Find the word "инфраструктуры" in the listing; pull out each line holding it.

*Dataset items*:
■ ■ ■
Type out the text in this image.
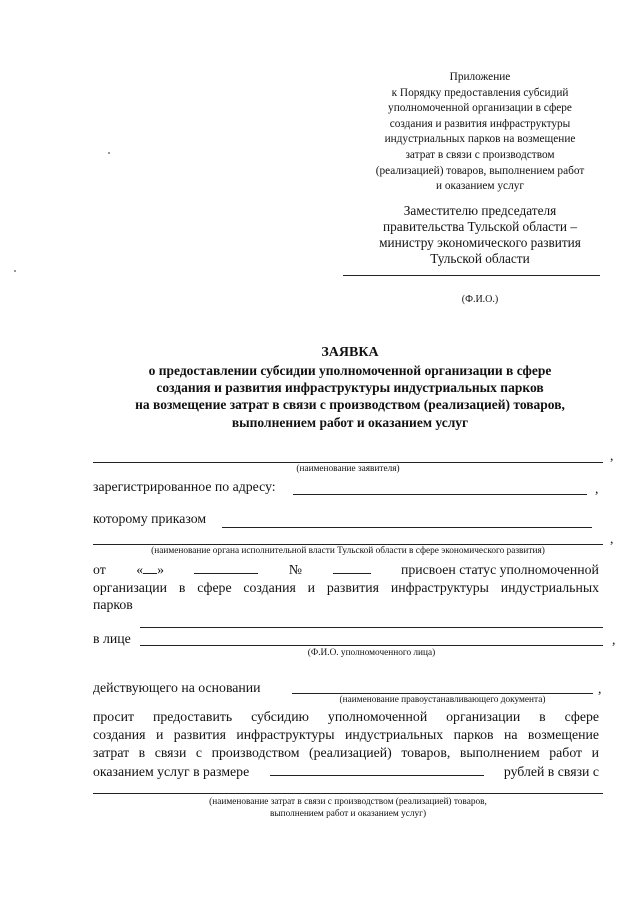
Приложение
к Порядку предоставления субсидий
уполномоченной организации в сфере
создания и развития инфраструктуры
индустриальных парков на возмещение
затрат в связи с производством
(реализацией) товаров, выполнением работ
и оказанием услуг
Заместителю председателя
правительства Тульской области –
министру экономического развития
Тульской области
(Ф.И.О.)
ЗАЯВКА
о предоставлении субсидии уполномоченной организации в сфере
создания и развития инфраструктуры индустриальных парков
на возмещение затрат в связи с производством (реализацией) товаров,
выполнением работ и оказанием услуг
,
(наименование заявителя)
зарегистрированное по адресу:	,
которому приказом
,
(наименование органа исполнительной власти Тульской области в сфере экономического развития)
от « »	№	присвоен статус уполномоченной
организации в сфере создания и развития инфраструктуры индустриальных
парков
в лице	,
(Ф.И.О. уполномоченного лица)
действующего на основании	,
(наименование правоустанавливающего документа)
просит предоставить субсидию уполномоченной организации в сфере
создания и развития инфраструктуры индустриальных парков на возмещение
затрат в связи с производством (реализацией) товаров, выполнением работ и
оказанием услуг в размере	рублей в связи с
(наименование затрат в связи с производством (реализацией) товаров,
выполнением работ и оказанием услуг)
■ ■ ■
*Written reply*:
создания и развития инфраструктуры
создания и развития инфраструктуры индустриальных парков
организации в сфере создания и развития инфраструктуры индустриальных
создания и развития инфраструктуры индустриальных парков на возмещение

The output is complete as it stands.